++++ INPUT ROWS ++++

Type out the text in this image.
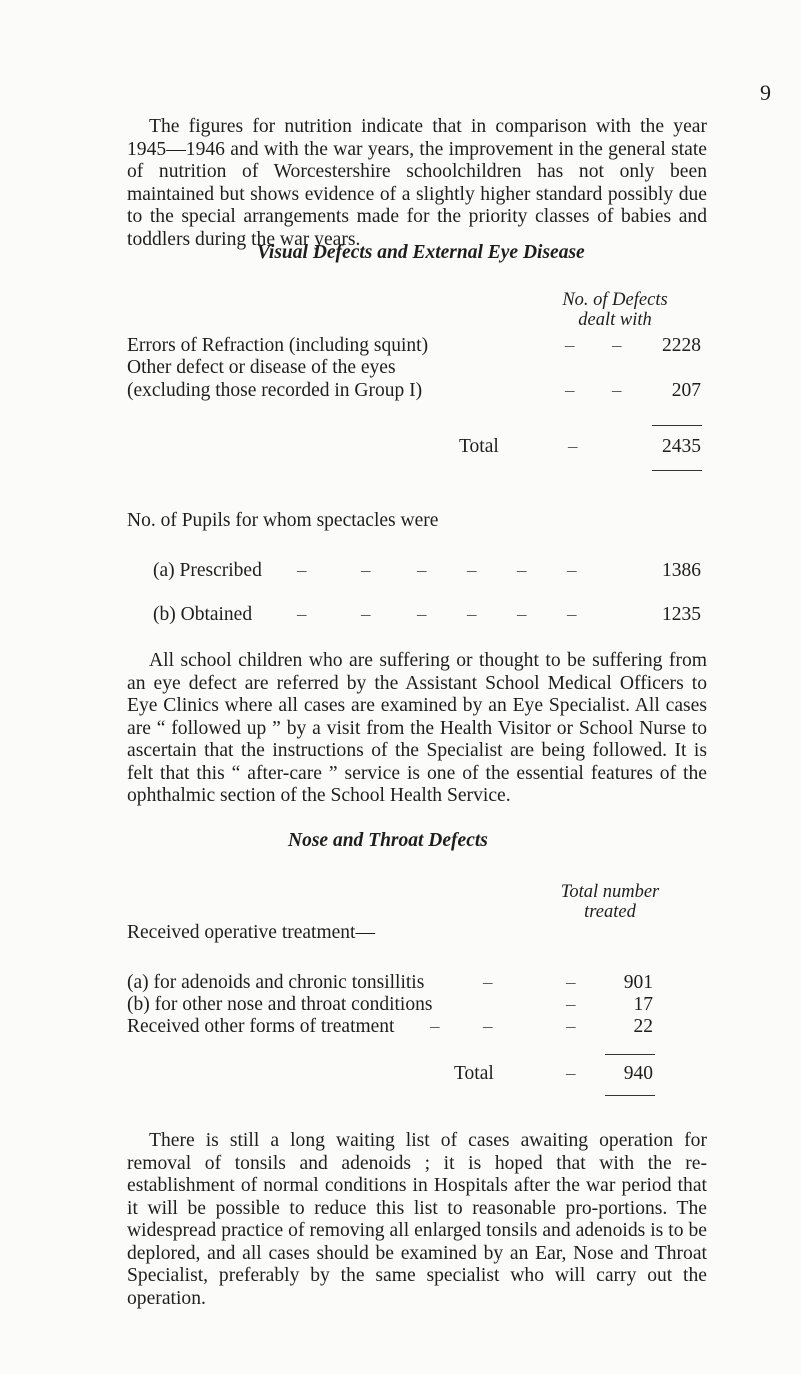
9

The figures for nutrition indicate that in comparison with the year 1945—1946 and with the war years, the improvement in the general state of nutrition of Worcestershire schoolchildren has not only been maintained but shows evidence of a slightly higher standard possibly due to the special arrangements made for the priority classes of babies and toddlers during the war years.

Visual Defects and External Eye Disease
No. of Defects
dealt with
Errors of Refraction (including squint)	– –	2228
Other defect or disease of the eyes
(excluding those recorded in Group I)	– –	207
Total	–	2435
No. of Pupils for whom spectacles were
(a) Prescribed –	– – – – –	1386
(b) Obtained –	– – – – –	1235

All school children who are suffering or thought to be suffering from an eye defect are referred by the Assistant School Medical Officers to Eye Clinics where all cases are examined by an Eye Specialist. All cases are “ followed up ” by a visit from the Health Visitor or School Nurse to ascertain that the instructions of the Specialist are being followed. It is felt that this “ after-care ” service is one of the essential features of the ophthalmic section of the School Health Service.

Nose and Throat Defects
Total number
treated
Received operative treatment—
(a) for adenoids and chronic tonsillitis	–	–	901
(b) for other nose and throat conditions	–	17
Received other forms of treatment – –	–	22
Total	–	940

There is still a long waiting list of cases awaiting operation for removal of tonsils and adenoids ; it is hoped that with the re-establishment of normal conditions in Hospitals after the war period that it will be possible to reduce this list to reasonable pro-portions. The widespread practice of removing all enlarged tonsils and adenoids is to be deplored, and all cases should be examined by an Ear, Nose and Throat Specialist, preferably by the same specialist who will carry out the operation.
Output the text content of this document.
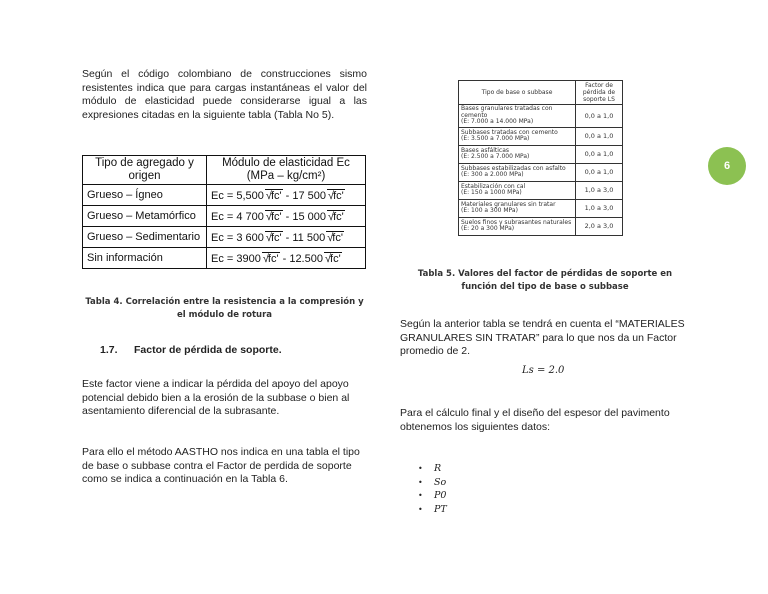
Según el código colombiano de construcciones sismo resistentes indica que para cargas instantáneas el valor del módulo de elasticidad puede considerarse igual a las expresiones citadas en la siguiente tabla (Tabla No 5).
Tipo de agregado y origen	Módulo de elasticidad Ec (MPa – kg/cm²)
Grueso – Ígneo	Ec = 5,500 √ fc' - 17 500 √ fc'
Grueso – Metamórfico	Ec = 4 700 √ fc' - 15 000 √ fc'
Grueso – Sedimentario	Ec = 3 600 √ fc' - 11 500 √ fc'
Sin información	Ec = 3900 √ fc' - 12.500 √ fc'
Tabla 4. Correlación entre la resistencia a la compresión y el módulo de rotura
1.7. Factor de pérdida de soporte.
Este factor viene a indicar la pérdida del apoyo del apoyo potencial debido bien a la erosión de la subbase o bien al asentamiento diferencial de la subrasante.
Para ello el método AASTHO nos indica en una tabla el tipo de base o subbase contra el Factor de perdida de soporte como se indica a continuación en la Tabla 6.
Tipo de base o subbase	Factor de pérdida de soporte LS

Bases granulares tratadas con cemento
(E: 7.000 a 14.000 MPa)	0,0 a 1,0

Subbases tratadas con cemento
(E: 3.500 a 7.000 MPa)	0,0 a 1,0

Bases asfálticas
(E: 2.500 a 7.000 MPa)	0,0 a 1,0

Subbases estabilizadas con asfalto
(E: 300 a 2.000 MPa)	0,0 a 1,0

Estabilización con cal
(E: 150 a 1000 MPa)	1,0 a 3,0

Materiales granulares sin tratar
(E: 100 a 300 MPa)	1,0 a 3,0

Suelos finos y subrasantes naturales
(E: 20 a 300 MPa)	2,0 a 3,0
Tabla 5. Valores del factor de pérdidas de soporte en función del tipo de base o subbase
Según la anterior tabla se tendrá en cuenta el “MATERIALES GRANULARES SIN TRATAR” para lo que nos da un Factor promedio de 2.
Ls = 2.0
Para el cálculo final y el diseño del espesor del pavimento obtenemos los siguientes datos:
• R
• So
• P0
• PT
6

++++

Pictures excluded, quote all the data above exactly.

**ANSWER FOR THIS EXERCISE:**
Type out the text in this image.
9

The figures for nutrition indicate that in comparison with the year 1945—1946 and with the war years, the improvement in the general state of nutrition of Worcestershire schoolchildren has not only been maintained but shows evidence of a slightly higher standard possibly due to the special arrangements made for the priority classes of babies and toddlers during the war years.

Visual Defects and External Eye Disease
No. of Defects
dealt with
Errors of Refraction (including squint)	– –	2228
Other defect or disease of the eyes
(excluding those recorded in Group I)	– –	207
Total	–	2435
No. of Pupils for whom spectacles were
(a) Prescribed –	– – – – –	1386
(b) Obtained –	– – – – –	1235

All school children who are suffering or thought to be suffering from an eye defect are referred by the Assistant School Medical Officers to Eye Clinics where all cases are examined by an Eye Specialist. All cases are “ followed up ” by a visit from the Health Visitor or School Nurse to ascertain that the instructions of the Specialist are being followed. It is felt that this “ after-care ” service is one of the essential features of the ophthalmic section of the School Health Service.

Nose and Throat Defects
Total number
treated
Received operative treatment—
(a) for adenoids and chronic tonsillitis	–	–	901
(b) for other nose and throat conditions	–	17
Received other forms of treatment – –	–	22
Total	–	940

There is still a long waiting list of cases awaiting operation for removal of tonsils and adenoids ; it is hoped that with the re-establishment of normal conditions in Hospitals after the war period that it will be possible to reduce this list to reasonable pro-portions. The widespread practice of removing all enlarged tonsils and adenoids is to be deplored, and all cases should be examined by an Ear, Nose and Throat Specialist, preferably by the same specialist who will carry out the operation.
Output the text content of this document.
Según el código colombiano de construcciones sismo resistentes indica que para cargas instantáneas el valor del módulo de elasticidad puede considerarse igual a las expresiones citadas en la siguiente tabla (Tabla No 5).
Tipo de agregado y origen	Módulo de elasticidad Ec (MPa – kg/cm²)
Grueso – Ígneo	Ec = 5,500 √ fc' - 17 500 √ fc'
Grueso – Metamórfico	Ec = 4 700 √ fc' - 15 000 √ fc'
Grueso – Sedimentario	Ec = 3 600 √ fc' - 11 500 √ fc'
Sin información	Ec = 3900 √ fc' - 12.500 √ fc'
Tabla 4. Correlación entre la resistencia a la compresión y el módulo de rotura
1.7. Factor de pérdida de soporte.
Este factor viene a indicar la pérdida del apoyo del apoyo potencial debido bien a la erosión de la subbase o bien al asentamiento diferencial de la subrasante.
Para ello el método AASTHO nos indica en una tabla el tipo de base o subbase contra el Factor de perdida de soporte como se indica a continuación en la Tabla 6.
Tipo de base o subbase	Factor de pérdida de soporte LS

Bases granulares tratadas con cemento
(E: 7.000 a 14.000 MPa)	0,0 a 1,0

Subbases tratadas con cemento
(E: 3.500 a 7.000 MPa)	0,0 a 1,0

Bases asfálticas
(E: 2.500 a 7.000 MPa)	0,0 a 1,0

Subbases estabilizadas con asfalto
(E: 300 a 2.000 MPa)	0,0 a 1,0

Estabilización con cal
(E: 150 a 1000 MPa)	1,0 a 3,0

Materiales granulares sin tratar
(E: 100 a 300 MPa)	1,0 a 3,0

Suelos finos y subrasantes naturales
(E: 20 a 300 MPa)	2,0 a 3,0
Tabla 5. Valores del factor de pérdidas de soporte en función del tipo de base o subbase
Según la anterior tabla se tendrá en cuenta el “MATERIALES GRANULARES SIN TRATAR” para lo que nos da un Factor promedio de 2.
Ls = 2.0
Para el cálculo final y el diseño del espesor del pavimento obtenemos los siguientes datos:
• R
• So
• P0
• PT
6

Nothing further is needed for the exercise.